▶ **Reading text**
::::

Ferris State Football Welcomes Wilder DeGood In Support Of "Coach To Cure MD" Saturday

Coach To Cure MD

Big Rapids, Mich. - The Ferris State University coaching staff and the Bulldog Football program will join an important national cause to help support "Coach to Cure MD" by adding a special player to the roster for this Saturday's (Sept. 30) Great Lakes Intercollegiate Athletic Conference (GLIAC) homecoming game versus Wayne State at FSU's Top Taggart Field.

"Coach to Cure MD", a national charity project of the American Football Coaches Association (AFCA), helps bring coaches nationwide together from all levels of collegiate football to raise awareness and research funding for Duchenne Muscular Dystrophy, the most prolific genetic killer diagnosed in childhood.

This Saturday, the Bulldogs will not only bring awareness to the effort, but will also honor young fan Wilder DeGood and his family as they join the Ferris State football team for the 3 p.m. (ET) afternoon matchup.

As part of the afternoon events, Wilder will join the nationally-ranked Bulldogs when they take the field against the Warriors.

"We're thrilled to support Coach to Cure MD and we're looking forward to the opportunity to welcome Wilder and his family to our program," said FSU head coach Tony Annese. "This is an important nationwide initiative for coaches throughout college football and to have Wilder and his family with us on this day will really have a great impact on all of us."

The entire Bulldog coaching staff will join thousands of others from the national coaches organization by wearing "Coach to Cure" MD logo patches on the sidelines for the game. This year marks the 10th year of the nationwide program. The rapidly growing annual effort has raised more than $1.5 million dollars to battle Duchenne muscular dystrophy.

AFCA members will wear the "Coach to Cure MD" logo patch on the sidelines and college football fans are asked to donate to research projects supported by Parent Project Muscular Dystrophy, the largest nonprofit organization in the U.S. focused entirely on this disease.

"We are grateful for those at Ferris State, Coach to Cure MD and Parent Project Muscular Dystrophy (PPMD), who were involved in making the Coach to Cure event possible for Wilder and other boys across the country," said his mother, Autumn DeGood. "We believe that this is an amazing experience that these boys may not otherwise have. This is also a way that boys with Duchenne can participate in a sport they love. We are also thankful for the opportunity to raise awareness for Muscular Dystrophy as well as raising funds to help find a cure."

::::

▶ **Study questions**
[A] In the Coach to Cure MD article, who is the Ferris State head coach?
[B] Name every person the Coach to Cure MD article mentions by name.
[C] Carry the Coach to Cure MD article forward from its last sentence.
The data that comes next has nothing to do with the Coach to Cure MD article.

(Items from a dataset)
::::

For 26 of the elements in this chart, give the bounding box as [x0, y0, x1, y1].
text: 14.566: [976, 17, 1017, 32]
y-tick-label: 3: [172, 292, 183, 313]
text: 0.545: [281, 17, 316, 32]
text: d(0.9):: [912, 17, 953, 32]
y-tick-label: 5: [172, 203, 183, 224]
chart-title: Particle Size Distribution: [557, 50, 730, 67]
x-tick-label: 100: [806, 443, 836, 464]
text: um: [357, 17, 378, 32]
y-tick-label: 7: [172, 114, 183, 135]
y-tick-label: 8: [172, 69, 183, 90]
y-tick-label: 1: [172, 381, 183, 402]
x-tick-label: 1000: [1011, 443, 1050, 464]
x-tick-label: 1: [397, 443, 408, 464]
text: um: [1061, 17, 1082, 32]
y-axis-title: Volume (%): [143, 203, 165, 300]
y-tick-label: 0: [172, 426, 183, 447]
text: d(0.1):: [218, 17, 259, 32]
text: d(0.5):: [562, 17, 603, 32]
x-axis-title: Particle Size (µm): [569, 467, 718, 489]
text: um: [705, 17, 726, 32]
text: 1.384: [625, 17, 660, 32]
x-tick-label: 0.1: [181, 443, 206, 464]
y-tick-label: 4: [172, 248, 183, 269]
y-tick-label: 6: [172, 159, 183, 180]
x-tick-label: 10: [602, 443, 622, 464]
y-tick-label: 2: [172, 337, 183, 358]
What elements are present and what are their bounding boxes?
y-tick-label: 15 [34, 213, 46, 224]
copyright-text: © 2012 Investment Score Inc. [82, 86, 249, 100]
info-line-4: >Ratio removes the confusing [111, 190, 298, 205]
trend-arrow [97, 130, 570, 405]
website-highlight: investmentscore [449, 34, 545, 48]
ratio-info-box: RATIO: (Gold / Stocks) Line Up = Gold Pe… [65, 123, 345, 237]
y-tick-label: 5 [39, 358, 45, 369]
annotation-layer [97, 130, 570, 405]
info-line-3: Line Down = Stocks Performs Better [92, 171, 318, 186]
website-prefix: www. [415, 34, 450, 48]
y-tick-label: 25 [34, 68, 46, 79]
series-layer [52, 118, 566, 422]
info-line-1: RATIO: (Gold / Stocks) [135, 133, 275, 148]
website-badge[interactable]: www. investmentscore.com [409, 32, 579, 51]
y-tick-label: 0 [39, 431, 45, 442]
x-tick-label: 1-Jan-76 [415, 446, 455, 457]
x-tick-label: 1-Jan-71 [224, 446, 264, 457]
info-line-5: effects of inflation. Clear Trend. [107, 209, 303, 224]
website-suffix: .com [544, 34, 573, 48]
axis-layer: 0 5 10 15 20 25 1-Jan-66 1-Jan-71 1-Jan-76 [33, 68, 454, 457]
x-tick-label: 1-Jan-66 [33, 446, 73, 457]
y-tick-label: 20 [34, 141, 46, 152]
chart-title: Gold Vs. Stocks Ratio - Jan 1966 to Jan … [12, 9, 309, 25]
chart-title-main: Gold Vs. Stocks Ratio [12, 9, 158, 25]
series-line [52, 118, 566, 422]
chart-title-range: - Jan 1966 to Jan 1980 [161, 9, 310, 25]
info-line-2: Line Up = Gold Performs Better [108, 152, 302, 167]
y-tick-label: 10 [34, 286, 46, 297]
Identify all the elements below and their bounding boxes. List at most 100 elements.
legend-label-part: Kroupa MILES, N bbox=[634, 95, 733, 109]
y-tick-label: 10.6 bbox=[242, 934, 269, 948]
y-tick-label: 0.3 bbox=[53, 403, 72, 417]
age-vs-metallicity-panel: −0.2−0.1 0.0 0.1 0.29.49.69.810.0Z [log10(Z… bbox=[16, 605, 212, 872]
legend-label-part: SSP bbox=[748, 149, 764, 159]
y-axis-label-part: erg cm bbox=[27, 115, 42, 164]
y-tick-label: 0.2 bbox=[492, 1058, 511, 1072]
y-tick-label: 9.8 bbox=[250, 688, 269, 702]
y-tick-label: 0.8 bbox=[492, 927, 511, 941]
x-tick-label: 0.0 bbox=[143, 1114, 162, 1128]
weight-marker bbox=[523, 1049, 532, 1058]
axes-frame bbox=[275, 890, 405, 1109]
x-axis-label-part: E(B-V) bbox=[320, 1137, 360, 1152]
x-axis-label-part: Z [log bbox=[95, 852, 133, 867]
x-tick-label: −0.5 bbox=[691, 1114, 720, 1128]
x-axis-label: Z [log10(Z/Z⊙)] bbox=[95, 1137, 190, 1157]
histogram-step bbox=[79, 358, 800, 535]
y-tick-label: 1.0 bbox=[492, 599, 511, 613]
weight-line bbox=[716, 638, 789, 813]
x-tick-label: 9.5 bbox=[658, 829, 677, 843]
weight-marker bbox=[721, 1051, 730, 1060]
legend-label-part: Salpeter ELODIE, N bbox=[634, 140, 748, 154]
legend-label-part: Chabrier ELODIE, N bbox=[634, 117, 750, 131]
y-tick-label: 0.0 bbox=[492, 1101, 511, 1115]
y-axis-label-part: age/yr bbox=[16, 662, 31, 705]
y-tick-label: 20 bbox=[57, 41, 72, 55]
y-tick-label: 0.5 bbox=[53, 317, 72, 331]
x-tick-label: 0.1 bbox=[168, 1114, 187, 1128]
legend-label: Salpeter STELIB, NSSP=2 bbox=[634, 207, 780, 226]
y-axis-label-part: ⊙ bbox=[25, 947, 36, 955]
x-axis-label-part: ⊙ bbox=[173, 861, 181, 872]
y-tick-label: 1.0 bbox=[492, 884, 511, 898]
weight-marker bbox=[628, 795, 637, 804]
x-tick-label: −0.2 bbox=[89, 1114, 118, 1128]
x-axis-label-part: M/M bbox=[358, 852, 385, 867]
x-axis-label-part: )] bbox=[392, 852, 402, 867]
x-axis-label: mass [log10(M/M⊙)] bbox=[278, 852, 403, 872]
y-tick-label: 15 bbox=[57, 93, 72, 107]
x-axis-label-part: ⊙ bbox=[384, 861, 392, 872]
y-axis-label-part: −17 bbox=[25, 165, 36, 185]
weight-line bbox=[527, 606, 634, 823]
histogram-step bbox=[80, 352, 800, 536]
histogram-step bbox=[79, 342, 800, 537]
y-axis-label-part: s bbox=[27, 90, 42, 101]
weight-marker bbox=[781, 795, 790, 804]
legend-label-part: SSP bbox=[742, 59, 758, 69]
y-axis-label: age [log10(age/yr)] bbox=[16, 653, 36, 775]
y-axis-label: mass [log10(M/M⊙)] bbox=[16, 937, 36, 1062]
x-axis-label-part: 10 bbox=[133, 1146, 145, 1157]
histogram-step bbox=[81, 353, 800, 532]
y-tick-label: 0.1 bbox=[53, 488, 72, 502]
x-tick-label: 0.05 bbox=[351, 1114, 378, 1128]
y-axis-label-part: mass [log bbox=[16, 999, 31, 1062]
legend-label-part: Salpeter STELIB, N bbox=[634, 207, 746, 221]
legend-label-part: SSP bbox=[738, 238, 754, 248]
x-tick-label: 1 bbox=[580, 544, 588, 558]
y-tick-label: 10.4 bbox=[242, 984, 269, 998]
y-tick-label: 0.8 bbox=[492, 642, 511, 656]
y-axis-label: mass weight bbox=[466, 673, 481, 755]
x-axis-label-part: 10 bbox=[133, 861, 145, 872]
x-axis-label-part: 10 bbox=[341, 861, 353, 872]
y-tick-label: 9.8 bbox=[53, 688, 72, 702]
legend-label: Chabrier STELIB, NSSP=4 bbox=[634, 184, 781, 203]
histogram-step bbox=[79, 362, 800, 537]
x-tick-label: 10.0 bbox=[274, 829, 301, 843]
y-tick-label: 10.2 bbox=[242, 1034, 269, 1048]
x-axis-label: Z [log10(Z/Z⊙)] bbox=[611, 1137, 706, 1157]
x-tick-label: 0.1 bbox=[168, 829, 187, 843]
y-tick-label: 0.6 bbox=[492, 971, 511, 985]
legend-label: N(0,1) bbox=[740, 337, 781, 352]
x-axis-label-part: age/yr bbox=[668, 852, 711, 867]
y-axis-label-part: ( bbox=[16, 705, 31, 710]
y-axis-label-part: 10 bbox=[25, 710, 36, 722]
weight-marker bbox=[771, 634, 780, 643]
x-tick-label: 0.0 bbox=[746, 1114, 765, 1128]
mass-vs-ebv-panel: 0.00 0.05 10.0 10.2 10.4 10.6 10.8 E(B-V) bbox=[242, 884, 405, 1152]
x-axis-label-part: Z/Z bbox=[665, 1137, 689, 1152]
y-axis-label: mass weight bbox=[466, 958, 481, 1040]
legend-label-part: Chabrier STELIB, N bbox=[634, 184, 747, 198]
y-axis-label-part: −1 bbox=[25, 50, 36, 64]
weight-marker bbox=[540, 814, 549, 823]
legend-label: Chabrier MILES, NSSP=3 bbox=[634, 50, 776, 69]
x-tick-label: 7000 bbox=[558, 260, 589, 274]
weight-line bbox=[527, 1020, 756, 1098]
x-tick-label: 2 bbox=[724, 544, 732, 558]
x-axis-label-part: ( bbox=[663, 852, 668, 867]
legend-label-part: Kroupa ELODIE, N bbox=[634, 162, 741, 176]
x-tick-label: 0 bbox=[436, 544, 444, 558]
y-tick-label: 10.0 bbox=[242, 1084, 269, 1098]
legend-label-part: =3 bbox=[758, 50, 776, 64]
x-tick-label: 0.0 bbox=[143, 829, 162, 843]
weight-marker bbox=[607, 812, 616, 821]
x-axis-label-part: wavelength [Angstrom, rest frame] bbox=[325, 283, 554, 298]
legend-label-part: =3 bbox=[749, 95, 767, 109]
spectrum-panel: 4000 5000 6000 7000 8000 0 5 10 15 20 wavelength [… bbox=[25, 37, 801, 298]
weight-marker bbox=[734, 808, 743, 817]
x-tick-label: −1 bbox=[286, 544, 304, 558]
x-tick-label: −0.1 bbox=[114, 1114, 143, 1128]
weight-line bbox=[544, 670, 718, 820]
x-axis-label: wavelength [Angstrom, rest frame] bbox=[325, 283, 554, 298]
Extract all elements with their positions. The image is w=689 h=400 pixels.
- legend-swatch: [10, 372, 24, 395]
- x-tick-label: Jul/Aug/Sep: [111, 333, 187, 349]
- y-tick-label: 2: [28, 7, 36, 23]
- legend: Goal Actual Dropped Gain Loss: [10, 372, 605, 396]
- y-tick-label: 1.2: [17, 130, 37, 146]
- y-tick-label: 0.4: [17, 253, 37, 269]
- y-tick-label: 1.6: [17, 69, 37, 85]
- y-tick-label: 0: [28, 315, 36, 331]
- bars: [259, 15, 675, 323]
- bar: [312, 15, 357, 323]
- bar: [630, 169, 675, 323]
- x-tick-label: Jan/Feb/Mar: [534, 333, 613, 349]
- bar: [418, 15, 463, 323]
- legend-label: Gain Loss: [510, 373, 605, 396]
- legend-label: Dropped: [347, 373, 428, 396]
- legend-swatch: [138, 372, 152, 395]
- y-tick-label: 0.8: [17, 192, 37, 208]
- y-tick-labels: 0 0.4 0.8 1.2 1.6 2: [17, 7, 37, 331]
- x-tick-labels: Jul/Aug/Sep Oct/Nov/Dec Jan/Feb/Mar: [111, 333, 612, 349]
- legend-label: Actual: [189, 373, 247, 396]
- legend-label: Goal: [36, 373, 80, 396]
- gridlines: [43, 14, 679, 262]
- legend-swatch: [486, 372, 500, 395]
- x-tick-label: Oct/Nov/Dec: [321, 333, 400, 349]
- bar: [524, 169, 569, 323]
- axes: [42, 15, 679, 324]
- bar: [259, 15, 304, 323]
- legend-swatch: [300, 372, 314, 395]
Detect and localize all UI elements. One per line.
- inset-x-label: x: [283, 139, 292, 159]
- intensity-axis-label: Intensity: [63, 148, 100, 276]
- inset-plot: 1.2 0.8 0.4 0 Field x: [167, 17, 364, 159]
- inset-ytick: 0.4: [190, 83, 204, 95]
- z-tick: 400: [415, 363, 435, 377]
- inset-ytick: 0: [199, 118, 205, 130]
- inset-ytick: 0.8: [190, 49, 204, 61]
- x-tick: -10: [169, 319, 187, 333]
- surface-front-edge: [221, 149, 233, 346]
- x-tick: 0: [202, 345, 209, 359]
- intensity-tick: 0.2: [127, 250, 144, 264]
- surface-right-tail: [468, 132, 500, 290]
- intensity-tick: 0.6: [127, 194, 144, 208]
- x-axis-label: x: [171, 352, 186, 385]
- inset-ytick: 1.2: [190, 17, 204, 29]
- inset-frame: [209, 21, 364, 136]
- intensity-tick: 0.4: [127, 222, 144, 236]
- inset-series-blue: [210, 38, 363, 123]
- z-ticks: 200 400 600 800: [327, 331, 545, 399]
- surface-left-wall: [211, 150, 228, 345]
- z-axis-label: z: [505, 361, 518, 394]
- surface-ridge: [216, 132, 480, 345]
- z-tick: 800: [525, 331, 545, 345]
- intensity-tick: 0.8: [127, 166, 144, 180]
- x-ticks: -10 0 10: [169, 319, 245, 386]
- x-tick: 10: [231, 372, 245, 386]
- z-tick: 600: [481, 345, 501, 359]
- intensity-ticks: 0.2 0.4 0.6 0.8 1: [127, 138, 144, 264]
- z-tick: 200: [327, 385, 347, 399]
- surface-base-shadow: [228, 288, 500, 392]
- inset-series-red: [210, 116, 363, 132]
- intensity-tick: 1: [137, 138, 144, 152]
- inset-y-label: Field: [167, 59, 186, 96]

::::

▶ **Task-by-task results**
[A] Tony Annese

[B] Wilder DeGood, Tony Annese, Autumn DeGood

[C]
Football fans can donate to Duchenne Muscular Dystrophy research throughout the Sept. 30 contests by going online to www.CoachtoCureMD.org or by texting the word "CURE" to 50555 (a $10 donation will automatically be added to your next phone bill in honor of the 10th anniversary of the initiative).

Duchenne Muscular Dystrophy is the most common fatal genetic disorder diagnosed during childhood and primarily affects boys across all races and cultures. Boys and young men with this disorder develop progressive muscle weakness that eventually causes loss of mobility, wheelchair dependency and a decline in respiratory and cardiac function. Currently, there is no cure and limited therapeutic options exist.

In addition to the Bulldog staff, thousands of other coaches across the country will also take part in Saturday's important cause.

The AFCA was founded in 1922 and is considered the primary professional association for football coaches at all levels of competition. The 11,000-member organization includes more than 90 percent of head coaches at the 700-plus schools that sponsor football at the college level. Members include coaches from Europe, Canada, Australia, Japan and Mexico.

Parent Project Muscular Dystrophy (PPMD) is a national not-for-profit organization founded in 1994 by parents of children with Duchenne and Becker muscular dystrophy. The organization's mission is to improve the treatment, quality of life and long-term outlook for all individuals affected by Duchenne muscular dystrophy through research, advocacy, education and compassion. PPMD is headquartered in Middletown, Ohio with offices in Fort Lee, New Jersey.